***** SOURCE MATERIAL

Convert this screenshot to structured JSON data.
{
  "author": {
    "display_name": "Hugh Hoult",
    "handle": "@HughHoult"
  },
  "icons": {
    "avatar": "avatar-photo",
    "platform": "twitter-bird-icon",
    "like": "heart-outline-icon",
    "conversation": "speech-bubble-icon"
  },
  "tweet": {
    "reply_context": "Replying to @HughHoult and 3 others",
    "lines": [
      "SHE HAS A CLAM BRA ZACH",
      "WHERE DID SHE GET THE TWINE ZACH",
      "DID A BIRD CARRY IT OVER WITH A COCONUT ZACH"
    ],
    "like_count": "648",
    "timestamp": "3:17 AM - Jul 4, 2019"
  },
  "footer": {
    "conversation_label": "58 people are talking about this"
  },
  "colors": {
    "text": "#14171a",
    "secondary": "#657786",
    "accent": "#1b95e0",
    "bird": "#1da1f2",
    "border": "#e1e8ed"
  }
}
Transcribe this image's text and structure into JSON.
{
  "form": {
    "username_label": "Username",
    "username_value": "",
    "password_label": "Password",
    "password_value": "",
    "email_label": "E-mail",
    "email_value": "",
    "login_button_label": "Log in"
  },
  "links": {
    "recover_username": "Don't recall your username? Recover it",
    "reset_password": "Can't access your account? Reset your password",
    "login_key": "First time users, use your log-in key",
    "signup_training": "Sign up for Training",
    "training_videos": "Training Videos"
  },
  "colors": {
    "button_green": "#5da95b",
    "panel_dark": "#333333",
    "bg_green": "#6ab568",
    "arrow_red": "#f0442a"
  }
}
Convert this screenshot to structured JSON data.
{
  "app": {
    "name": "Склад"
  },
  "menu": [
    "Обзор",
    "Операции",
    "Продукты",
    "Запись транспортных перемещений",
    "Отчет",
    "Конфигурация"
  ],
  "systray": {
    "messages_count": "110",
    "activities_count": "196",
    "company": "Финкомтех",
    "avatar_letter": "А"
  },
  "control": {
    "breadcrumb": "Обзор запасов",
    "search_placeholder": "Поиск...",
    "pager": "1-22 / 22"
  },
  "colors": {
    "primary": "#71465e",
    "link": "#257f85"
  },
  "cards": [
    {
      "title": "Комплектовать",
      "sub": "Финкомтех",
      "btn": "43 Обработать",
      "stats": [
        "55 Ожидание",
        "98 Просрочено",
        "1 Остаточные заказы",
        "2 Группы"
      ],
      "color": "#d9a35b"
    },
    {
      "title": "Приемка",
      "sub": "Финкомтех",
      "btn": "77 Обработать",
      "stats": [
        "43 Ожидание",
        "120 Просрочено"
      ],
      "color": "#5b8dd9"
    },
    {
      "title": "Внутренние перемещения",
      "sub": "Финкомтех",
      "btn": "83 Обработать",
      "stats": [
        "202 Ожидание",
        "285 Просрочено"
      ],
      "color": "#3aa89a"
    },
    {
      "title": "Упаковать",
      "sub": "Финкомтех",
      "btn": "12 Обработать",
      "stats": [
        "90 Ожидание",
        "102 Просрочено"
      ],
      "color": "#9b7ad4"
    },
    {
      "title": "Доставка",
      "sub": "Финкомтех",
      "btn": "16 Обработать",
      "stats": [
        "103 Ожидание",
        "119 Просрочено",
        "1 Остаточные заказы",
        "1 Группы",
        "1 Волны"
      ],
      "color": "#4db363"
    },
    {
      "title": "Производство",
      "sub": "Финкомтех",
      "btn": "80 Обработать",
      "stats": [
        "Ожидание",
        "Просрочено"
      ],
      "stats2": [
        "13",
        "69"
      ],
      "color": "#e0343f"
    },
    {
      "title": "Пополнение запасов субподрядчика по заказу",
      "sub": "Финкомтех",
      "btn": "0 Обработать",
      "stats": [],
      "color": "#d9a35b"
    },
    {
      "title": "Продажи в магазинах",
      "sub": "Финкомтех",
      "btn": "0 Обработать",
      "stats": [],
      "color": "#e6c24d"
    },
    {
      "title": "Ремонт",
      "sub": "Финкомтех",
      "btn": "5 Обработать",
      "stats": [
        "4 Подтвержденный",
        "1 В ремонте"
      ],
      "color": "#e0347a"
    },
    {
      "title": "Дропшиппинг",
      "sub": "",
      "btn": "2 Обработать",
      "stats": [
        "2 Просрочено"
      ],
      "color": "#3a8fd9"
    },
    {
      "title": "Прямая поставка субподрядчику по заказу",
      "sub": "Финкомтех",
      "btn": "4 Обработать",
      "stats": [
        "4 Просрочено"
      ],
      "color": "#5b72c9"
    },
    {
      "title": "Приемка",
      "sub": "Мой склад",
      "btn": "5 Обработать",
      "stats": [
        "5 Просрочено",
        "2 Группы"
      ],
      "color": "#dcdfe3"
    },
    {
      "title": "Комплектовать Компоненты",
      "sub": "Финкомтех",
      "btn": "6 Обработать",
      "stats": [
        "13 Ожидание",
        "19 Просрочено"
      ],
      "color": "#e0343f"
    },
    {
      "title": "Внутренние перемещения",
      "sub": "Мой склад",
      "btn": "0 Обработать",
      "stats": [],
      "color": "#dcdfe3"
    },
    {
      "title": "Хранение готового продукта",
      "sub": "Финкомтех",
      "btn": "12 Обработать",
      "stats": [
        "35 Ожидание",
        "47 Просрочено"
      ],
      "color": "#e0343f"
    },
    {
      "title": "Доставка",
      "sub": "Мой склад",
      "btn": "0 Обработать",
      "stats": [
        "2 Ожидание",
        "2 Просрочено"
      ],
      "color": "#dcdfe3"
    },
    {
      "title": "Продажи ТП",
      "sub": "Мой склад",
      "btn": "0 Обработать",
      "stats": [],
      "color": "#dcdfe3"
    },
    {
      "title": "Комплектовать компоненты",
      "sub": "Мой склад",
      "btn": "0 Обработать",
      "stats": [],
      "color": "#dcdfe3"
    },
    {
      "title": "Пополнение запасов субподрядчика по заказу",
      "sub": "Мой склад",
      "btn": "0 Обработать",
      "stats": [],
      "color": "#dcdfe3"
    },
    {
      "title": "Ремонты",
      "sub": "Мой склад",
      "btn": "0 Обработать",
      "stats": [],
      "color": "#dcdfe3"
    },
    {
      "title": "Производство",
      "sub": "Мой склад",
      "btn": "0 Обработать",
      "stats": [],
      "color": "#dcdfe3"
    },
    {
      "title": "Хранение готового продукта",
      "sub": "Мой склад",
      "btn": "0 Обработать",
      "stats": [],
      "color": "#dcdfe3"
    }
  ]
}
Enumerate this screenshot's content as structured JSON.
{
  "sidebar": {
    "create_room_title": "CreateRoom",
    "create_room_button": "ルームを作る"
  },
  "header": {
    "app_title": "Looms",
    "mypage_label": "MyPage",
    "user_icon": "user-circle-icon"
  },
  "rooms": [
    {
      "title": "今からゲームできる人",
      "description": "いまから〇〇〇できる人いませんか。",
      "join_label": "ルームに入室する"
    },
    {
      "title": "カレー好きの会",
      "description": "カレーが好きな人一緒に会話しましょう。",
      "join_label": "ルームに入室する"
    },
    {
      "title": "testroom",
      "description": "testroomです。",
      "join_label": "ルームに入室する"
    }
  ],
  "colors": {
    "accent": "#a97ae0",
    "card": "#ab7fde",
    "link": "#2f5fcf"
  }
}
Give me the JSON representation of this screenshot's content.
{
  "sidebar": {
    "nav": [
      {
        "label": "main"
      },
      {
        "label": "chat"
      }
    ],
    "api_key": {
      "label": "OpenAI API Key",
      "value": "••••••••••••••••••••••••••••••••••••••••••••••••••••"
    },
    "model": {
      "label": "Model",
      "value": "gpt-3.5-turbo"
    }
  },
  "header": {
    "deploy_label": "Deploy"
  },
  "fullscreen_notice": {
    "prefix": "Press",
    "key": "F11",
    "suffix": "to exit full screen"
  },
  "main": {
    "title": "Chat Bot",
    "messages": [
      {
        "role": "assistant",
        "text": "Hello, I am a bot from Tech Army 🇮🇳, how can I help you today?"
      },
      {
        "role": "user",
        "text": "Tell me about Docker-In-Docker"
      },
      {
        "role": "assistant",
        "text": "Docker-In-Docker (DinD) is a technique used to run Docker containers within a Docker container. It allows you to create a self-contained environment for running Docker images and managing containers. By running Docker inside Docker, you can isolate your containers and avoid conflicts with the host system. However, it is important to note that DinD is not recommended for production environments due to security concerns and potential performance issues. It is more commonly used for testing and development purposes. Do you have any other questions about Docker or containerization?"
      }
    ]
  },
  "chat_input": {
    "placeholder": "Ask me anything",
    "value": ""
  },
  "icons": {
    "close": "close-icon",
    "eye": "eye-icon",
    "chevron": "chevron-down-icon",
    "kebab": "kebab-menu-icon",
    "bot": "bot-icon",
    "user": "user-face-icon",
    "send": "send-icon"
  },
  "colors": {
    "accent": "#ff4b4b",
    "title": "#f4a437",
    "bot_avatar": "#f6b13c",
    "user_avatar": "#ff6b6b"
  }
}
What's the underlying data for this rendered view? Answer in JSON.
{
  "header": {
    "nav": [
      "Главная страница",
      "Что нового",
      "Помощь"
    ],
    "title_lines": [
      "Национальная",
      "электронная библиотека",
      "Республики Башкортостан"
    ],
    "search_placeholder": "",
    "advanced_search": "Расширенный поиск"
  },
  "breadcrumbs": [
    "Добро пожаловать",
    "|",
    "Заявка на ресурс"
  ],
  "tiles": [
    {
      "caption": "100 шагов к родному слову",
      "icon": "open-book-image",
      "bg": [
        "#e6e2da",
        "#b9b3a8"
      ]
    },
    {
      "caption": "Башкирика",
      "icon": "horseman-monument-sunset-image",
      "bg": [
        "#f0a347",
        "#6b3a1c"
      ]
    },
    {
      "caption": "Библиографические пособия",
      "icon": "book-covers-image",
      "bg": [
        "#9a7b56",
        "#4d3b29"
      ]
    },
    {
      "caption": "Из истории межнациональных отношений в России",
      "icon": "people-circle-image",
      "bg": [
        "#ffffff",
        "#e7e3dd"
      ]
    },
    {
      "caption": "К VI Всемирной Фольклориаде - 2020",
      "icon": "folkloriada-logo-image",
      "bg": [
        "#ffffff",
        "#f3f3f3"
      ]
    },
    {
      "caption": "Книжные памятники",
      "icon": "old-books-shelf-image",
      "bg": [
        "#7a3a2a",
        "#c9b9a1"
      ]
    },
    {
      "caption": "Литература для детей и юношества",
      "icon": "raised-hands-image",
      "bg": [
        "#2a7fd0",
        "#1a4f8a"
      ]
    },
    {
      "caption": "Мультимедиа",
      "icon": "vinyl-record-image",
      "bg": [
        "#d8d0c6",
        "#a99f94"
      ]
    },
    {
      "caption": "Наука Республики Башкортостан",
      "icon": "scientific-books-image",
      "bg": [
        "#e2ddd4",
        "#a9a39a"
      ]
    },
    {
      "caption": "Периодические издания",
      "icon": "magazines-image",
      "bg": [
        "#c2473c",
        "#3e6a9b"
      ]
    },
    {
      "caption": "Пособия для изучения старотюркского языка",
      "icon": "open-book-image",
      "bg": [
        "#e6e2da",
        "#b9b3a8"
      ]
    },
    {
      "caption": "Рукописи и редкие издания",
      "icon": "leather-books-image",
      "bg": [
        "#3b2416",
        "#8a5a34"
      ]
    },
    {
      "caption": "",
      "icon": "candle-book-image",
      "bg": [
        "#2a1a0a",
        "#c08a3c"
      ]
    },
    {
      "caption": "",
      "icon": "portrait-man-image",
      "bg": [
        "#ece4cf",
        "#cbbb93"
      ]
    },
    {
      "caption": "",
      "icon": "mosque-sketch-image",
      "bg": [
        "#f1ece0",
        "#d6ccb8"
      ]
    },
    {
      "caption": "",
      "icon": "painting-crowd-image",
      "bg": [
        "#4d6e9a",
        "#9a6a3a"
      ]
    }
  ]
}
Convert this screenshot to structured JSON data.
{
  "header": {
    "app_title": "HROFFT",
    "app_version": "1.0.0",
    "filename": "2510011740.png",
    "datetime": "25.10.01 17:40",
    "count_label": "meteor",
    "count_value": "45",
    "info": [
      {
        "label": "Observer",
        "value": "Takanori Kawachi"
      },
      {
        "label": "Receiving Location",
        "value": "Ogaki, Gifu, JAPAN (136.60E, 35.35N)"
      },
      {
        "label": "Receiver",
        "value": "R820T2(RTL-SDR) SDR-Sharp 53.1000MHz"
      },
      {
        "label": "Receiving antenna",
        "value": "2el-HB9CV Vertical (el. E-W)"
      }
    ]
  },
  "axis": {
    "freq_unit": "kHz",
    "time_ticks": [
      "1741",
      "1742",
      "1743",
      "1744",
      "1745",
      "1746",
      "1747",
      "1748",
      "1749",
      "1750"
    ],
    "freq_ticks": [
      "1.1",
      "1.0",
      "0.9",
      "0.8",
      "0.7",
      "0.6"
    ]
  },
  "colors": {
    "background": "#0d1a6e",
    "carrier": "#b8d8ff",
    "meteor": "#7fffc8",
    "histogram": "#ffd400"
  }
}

**********

* [TASK REQUIREMENTS]: Gather each line holding the string "Docker".

* [ANSWER TO THIS EXERCISE]:
        "text": "Tell me about Docker-In-Docker"
        "text": "Docker-In-Docker (DinD) is a technique used to run Docker containers within a Docker container. It allows you to create a self-contained environment for running Docker images and managing containers. By running Docker inside Docker, you can isolate your containers and avoid conflicts with the host system. However, it is important to note that DinD is not recommended for production environments due to security concerns and potential performance issues. It is more commonly used for testing and development purposes. Do you have any other questions about Docker or containerization?"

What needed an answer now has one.